Rewrite each line of the listing below as a Markdown table with the columns Row and Line, numbering the rows and skipping any blank lines. Leave the pictures out.
** start of TASK INPUT **
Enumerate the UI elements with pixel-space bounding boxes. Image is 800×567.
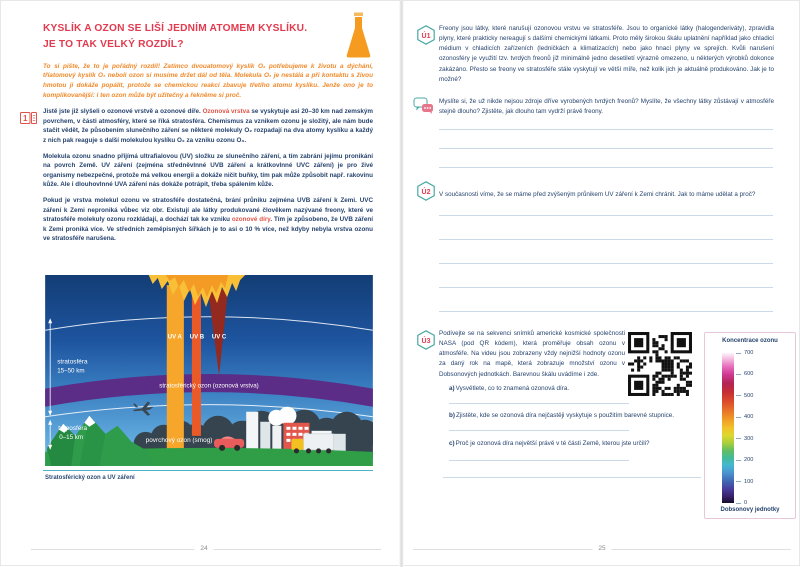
paragraph-ozone-hole: Pokud je vrstva molekul ozonu ve stratosféře dostatečná, brání průniku zejména UVB záření k Zemi. UVC záření k Zemi neproniká vůbec viz obr. Existují ale látky produkované člověkem nazývané freony, které ve stratosféře molekuly ozonu rozkládají, a dochází tak ke vzniku ozonové díry. Tím je způsobeno, že UVB záření k Zemi proniká více. Ve středních zeměpisných šířkách je to asi o 10 % více, než kdyby nebyla vrstva ozonu ve stratosféře narušena.: [43, 197, 373, 243]
stratosphere-label: stratosféra: [57, 358, 88, 366]
page-gutter: [399, 1, 404, 567]
svg-text:Ú1: Ú1: [421, 33, 431, 40]
intro-paragraph: To si pište, že to je pořádný rozdíl! Zatímco dvouatomový kyslík O₂ potřebujeme k životu a dýchání, tříatomový kyslík O₃ neboli ozon si musíme držet dál od těla. Molekula O₃ je nestálá a při kontaktu s živou hmotou ji dokáže popálit, protože se chemickou reakcí zbavuje třetího atomu kyslíku. Jenže ono je to komplikovanější: i ten ozon může být užitečný a řekněme si proč.: [43, 62, 373, 99]
sub-question-c: c)Proč je ozonová díra největší právě v té části Země, kterou jste určili?: [449, 440, 650, 447]
scale-tick: 0: [736, 500, 747, 506]
page-number-right: 25: [592, 545, 611, 552]
answer-line: [439, 148, 773, 149]
ozone-band-label: stratosférický ozon (ozonová vrstva): [159, 382, 259, 390]
question-2-text: V současnosti víme, že se máme před zvýšeným průnikem UV záření k Zemi chránit. Jak to máme udělat a proč?: [439, 191, 756, 199]
highlight-ozone-hole: ozonové díry: [231, 216, 271, 224]
hint-text: Myslíte si, že už nikde nejsou zdroje dříve vyrobených tvrdých freonů? Myslíte, že všechny látky zůstávají v atmosféře stejně dlouho? Zjistěte, jak dlouho tam vydrží právě freony.: [439, 98, 774, 116]
svg-text:1: 1: [22, 114, 28, 124]
figure-caption: Stratosférický ozon a UV záření: [45, 475, 135, 481]
scale-tick: 300: [736, 436, 753, 442]
highlight-ozone-layer: Ozonová vrstva: [202, 107, 250, 115]
task-badge-u1: [417, 25, 435, 45]
worksheet-reference-icon: [20, 111, 37, 130]
answer-line: [439, 129, 773, 130]
task-badge-u2: [417, 181, 435, 201]
scale-gradient-bar: [722, 353, 734, 503]
answer-line: [449, 403, 629, 404]
left-column: [43, 21, 373, 250]
question-3-text: Podívejte se na sekvenci snímků americké kosmické společnosti NASA (pod QR kódem), která proměřuje obsah ozonu v atmosféře. Na videu jsou zobrazeny vždy nejnižší hodnoty ozonu za daný rok na mapě, která zobrazuje množství ozonu v Dobsonových jednotkách. Barevnou škálu uvádíme i zde.: [439, 330, 625, 378]
atmosphere-illustration: [45, 275, 373, 466]
scale-tick: 200: [736, 457, 753, 463]
answer-line: [449, 460, 629, 461]
scale-tick: 100: [736, 479, 753, 485]
scale-title: Koncentrace ozonu: [722, 338, 778, 344]
uv-b-ray: [192, 285, 201, 436]
answer-line: [439, 239, 773, 240]
scale-tick: 500: [736, 393, 753, 399]
figure-divider: [43, 470, 373, 471]
answer-line: [439, 167, 773, 168]
sub-question-a: a)Vysvětlete, co to znamená ozonová díra.: [449, 385, 570, 392]
paragraph-ozone-layer: Jistě jste již slyšeli o ozonové vrstvě a ozonové díře. Ozonová vrstva se vyskytuje asi 20–30 km nad zemským povrchem, v části atmosféry, které se říká stratosféra. Chemismus za vznikem ozonu je složitý, ale nám bude stačit vědět, že působením slunečního záření se některé molekuly O₂ rozpadají na dva atomy kyslíku a každý z nich pak reaguje s další molekulou kyslíku O₂ za vzniku ozonu O₃.: [43, 107, 373, 144]
scale-tick: 400: [736, 414, 753, 420]
paragraph-uv: Molekula ozonu snadno přijímá ultrafialovou (UV) složku ze slunečního záření, a tím zabrání jejímu pronikání na povrch Země. UV záření (zejména středněvlnné UVB záření a krátkovlnné UVC záření) je pro živé organismy nebezpečné, protože má velkou energii a dokáže ničit buňky, tím pak může způsobit např. rakovinu kůže. Ale i dlouhovlnné UVA záření nás dokáže potrápit, třeba spálením kůže.: [43, 152, 373, 189]
speech-bubble-icon: [413, 97, 434, 119]
svg-text:Ú3: Ú3: [421, 338, 431, 345]
svg-text:Ú2: Ú2: [421, 189, 431, 196]
smog-label: povrchový ozon (smog): [145, 436, 213, 444]
answer-line: [443, 477, 701, 478]
troposphere-range-label: 0–15 km: [59, 433, 84, 441]
uv-a-label: UV A: [167, 334, 182, 341]
answer-line: [439, 311, 773, 312]
scale-unit-label: Dobsonovy jednotky: [720, 507, 780, 513]
question-1-text: Freony jsou látky, které narušují ozonovou vrstvu ve stratosféře. Jsou to organické látky (halogenderiváty), zpravidla plyny, které prakticky nereagují s dalšími chemickými látkami. Proto měly širokou škálu uplatnění například jako chladicí médium v chladicích zařízeních (ledničkách a klimatizacích) nebo jako hnací plyny ve sprejích. Kvůli narušení ozonosféry je využití tzv. tvrdých freonů již minimálně jedno desetiletí výrazně omezeno, u některých výrobků dokonce zakázáno. Přesto se freony ve stratosféře stále vyskytují ve větší míře, než kolik jich je aktuálně produkováno. Jak je to možné?: [439, 25, 774, 83]
answer-line: [439, 287, 773, 288]
ozone-scale-panel: [704, 332, 796, 519]
stratosphere-range-label: 15–50 km: [57, 367, 85, 375]
scale-tick: 600: [736, 371, 753, 377]
scale-ticks: [736, 350, 791, 506]
page-title: KYSLÍK A OZON SE LIŠÍ JEDNÍM ATOMEM KYSLÍKU.: [43, 23, 308, 34]
troposphere-label: troposféra: [58, 424, 88, 432]
uv-a-ray: [167, 285, 184, 450]
qr-code: [628, 332, 692, 396]
answer-line: [449, 430, 629, 431]
page-number-left: 24: [194, 545, 213, 552]
uv-c-label: UV C: [211, 334, 227, 341]
task-badge-u3: [417, 330, 435, 350]
answer-line: [439, 263, 773, 264]
uv-b-label: UV B: [189, 334, 205, 341]
sub-question-b: b)Zjistěte, kde se ozonová díra nejčastěji vyskytuje s použitím barevné stupnice.: [449, 412, 675, 419]
page-title-line2: JE TO TAK VELKÝ ROZDÍL?: [43, 39, 184, 51]
answer-line: [439, 215, 773, 216]
scale-tick: 700: [736, 350, 753, 356]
** end of TASK INPUT **
• **SOLUTION TO THIS TASK**
| Row | Line |
|---|---|
| 1 | Enumerate the UI elements with pixel-space bounding boxes. Image is 800×567. |
| 2 | paragraph-ozone-hole: Pokud je vrstva molekul ozonu ve stratosféře dostatečná, brání průniku zejména UVB záření k Zemi. UVC záření k Zemi neproniká vůbec viz obr. Existují ale látky produkované člověkem nazývané freony, které ve stratosféře molekuly ozonu rozkládají, a dochází tak ke vzniku ozonové díry. Tím je způsobeno, že UVB záření k Zemi proniká více. Ve středních zeměpisných šířkách je to asi o 10 % více, než kdyby nebyla vrstva ozonu ve stratosféře narušena.: [43, 197, 373, 243] |
| 3 | stratosphere-label: stratosféra: [57, 358, 88, 366] |
| 4 | page-gutter: [399, 1, 404, 567] |
| 5 | svg-text:Ú1: Ú1: [421, 33, 431, 40] |
| 6 | intro-paragraph: To si pište, že to je pořádný rozdíl! Zatímco dvouatomový kyslík O₂ potřebujeme k životu a dýchání, tříatomový kyslík O₃ neboli ozon si musíme držet dál od těla. Molekula O₃ je nestálá a při kontaktu s živou hmotou ji dokáže popálit, protože se chemickou reakcí zbavuje třetího atomu kyslíku. Jenže ono je to komplikovanější: i ten ozon může být užitečný a řekněme si proč.: [43, 62, 373, 99] |
| 7 | sub-question-c: c)Proč je ozonová díra největší právě v té části Země, kterou jste určili?: [449, 440, 650, 447] |
| 8 | scale-tick: 0: [736, 500, 747, 506] |
| 9 | page-number-right: 25: [592, 545, 611, 552] |
| 10 | answer-line: [439, 148, 773, 149] |
| 11 | ozone-band-label: stratosférický ozon (ozonová vrstva): [159, 382, 259, 390] |
| 12 | question-2-text: V současnosti víme, že se máme před zvýšeným průnikem UV záření k Zemi chránit. Jak to máme udělat a proč?: [439, 191, 756, 199] |
| 13 | highlight-ozone-hole: ozonové díry: [231, 216, 271, 224] |
| 14 | hint-text: Myslíte si, že už nikde nejsou zdroje dříve vyrobených tvrdých freonů? Myslíte, že všechny látky zůstávají v atmosféře stejně dlouho? Zjistěte, jak dlouho tam vydrží právě freony.: [439, 98, 774, 116] |
| 15 | svg-text:1: 1: [22, 114, 28, 124] |
| 16 | figure-caption: Stratosférický ozon a UV záření: [45, 475, 135, 481] |
| 17 | scale-tick: 300: [736, 436, 753, 442] |
| 18 | highlight-ozone-layer: Ozonová vrstva: [202, 107, 250, 115] |
| 19 | task-badge-u1: [417, 25, 435, 45] |
| 20 | worksheet-reference-icon: [20, 111, 37, 130] |
| 21 | answer-line: [439, 129, 773, 130] |
| 22 | task-badge-u2: [417, 181, 435, 201] |
| 23 | scale-gradient-bar: [722, 353, 734, 503] |
| 24 | answer-line: [449, 403, 629, 404] |
| 25 | left-column: [43, 21, 373, 250] |
| 26 | question-3-text: Podívejte se na sekvenci snímků americké kosmické společnosti NASA (pod QR kódem), která proměřuje obsah ozonu v atmosféře. Na videu jsou zobrazeny vždy nejnižší hodnoty ozonu za daný rok na mapě, která zobrazuje množství ozonu v Dobsonových jednotkách. Barevnou škálu uvádíme i zde.: [439, 330, 625, 378] |
| 27 | atmosphere-illustration: [45, 275, 373, 466] |
| 28 | scale-tick: 200: [736, 457, 753, 463] |
| 29 | answer-line: [449, 460, 629, 461] |
| 30 | scale-tick: 100: [736, 479, 753, 485] |
| 31 | scale-title: Koncentrace ozonu: [722, 338, 778, 344] |
| 32 | uv-b-ray: [192, 285, 201, 436] |
| 33 | answer-line: [439, 239, 773, 240] |
| 34 | scale-tick: 500: [736, 393, 753, 399] |
| 35 | figure-divider: [43, 470, 373, 471] |
| 36 | answer-line: [439, 167, 773, 168] |
| 37 | sub-question-a: a)Vysvětlete, co to znamená ozonová díra.: [449, 385, 570, 392] |
| 38 | paragraph-ozone-layer: Jistě jste již slyšeli o ozonové vrstvě a ozonové díře. Ozonová vrstva se vyskytuje asi 20–30 km nad zemským povrchem, v části atmosféry, které se říká stratosféra. Chemismus za vznikem ozonu je složitý, ale nám bude stačit vědět, že působením slunečního záření se některé molekuly O₂ rozpadají na dva atomy kyslíku a každý z nich pak reaguje s další molekulou kyslíku O₂ za vzniku ozonu O₃.: [43, 107, 373, 144] |
| 39 | scale-tick: 400: [736, 414, 753, 420] |
| 40 | paragraph-uv: Molekula ozonu snadno přijímá ultrafialovou (UV) složku ze slunečního záření, a tím zabrání jejímu pronikání na povrch Země. UV záření (zejména středněvlnné UVB záření a krátkovlnné UVC záření) je pro živé organismy nebezpečné, protože má velkou energii a dokáže ničit buňky, tím pak může způsobit např. rakovinu kůže. Ale i dlouhovlnné UVA záření nás dokáže potrápit, třeba spálením kůže.: [43, 152, 373, 189] |
| 41 | speech-bubble-icon: [413, 97, 434, 119] |
| 42 | svg-text:Ú3: Ú3: [421, 338, 431, 345] |
| 43 | svg-text:Ú2: Ú2: [421, 189, 431, 196] |
| 44 | smog-label: povrchový ozon (smog): [145, 436, 213, 444] |
| 45 | answer-line: [443, 477, 701, 478] |
| 46 | troposphere-range-label: 0–15 km: [59, 433, 84, 441] |
| 47 | uv-a-label: UV A: [167, 334, 182, 341] |
| 48 | answer-line: [439, 311, 773, 312] |
| 49 | scale-unit-label: Dobsonovy jednotky: [720, 507, 780, 513] |
| 50 | question-1-text: Freony jsou látky, které narušují ozonovou vrstvu ve stratosféře. Jsou to organické látky (halogenderiváty), zpravidla plyny, které prakticky nereagují s dalšími chemickými látkami. Proto měly širokou škálu uplatnění například jako chladicí médium v chladicích zařízeních (ledničkách a klimatizacích) nebo jako hnací plyny ve sprejích. Kvůli narušení ozonosféry je využití tzv. tvrdých freonů již minimálně jedno desetiletí výrazně omezeno, u některých výrobků dokonce zakázáno. Přesto se freony ve stratosféře stále vyskytují ve větší míře, než kolik jich je aktuálně produkováno. Jak je to možné?: [439, 25, 774, 83] |
| 51 | answer-line: [439, 287, 773, 288] |
| 52 | ozone-scale-panel: [704, 332, 796, 519] |
| 53 | stratosphere-range-label: 15–50 km: [57, 367, 85, 375] |
| 54 | scale-tick: 600: [736, 371, 753, 377] |
| 55 | scale-ticks: [736, 350, 791, 506] |
| 56 | page-title: KYSLÍK A OZON SE LIŠÍ JEDNÍM ATOMEM KYSLÍKU.: [43, 23, 308, 34] |
| 57 | troposphere-label: troposféra: [58, 424, 88, 432] |
| 58 | uv-a-ray: [167, 285, 184, 450] |
| 59 | qr-code: [628, 332, 692, 396] |
| 60 | answer-line: [449, 430, 629, 431] |
| 61 | page-number-left: 24: [194, 545, 213, 552] |
| 62 | uv-c-label: UV C: [211, 334, 227, 341] |
| 63 | task-badge-u3: [417, 330, 435, 350] |
| 64 | answer-line: [439, 263, 773, 264] |
| 65 | uv-b-label: UV B: [189, 334, 205, 341] |
| 66 | sub-question-b: b)Zjistěte, kde se ozonová díra nejčastěji vyskytuje s použitím barevné stupnice.: [449, 412, 675, 419] |
| 67 | page-title-line2: JE TO TAK VELKÝ ROZDÍL?: [43, 39, 184, 51] |
| 68 | answer-line: [439, 215, 773, 216] |
| 69 | scale-tick: 700: [736, 350, 753, 356] |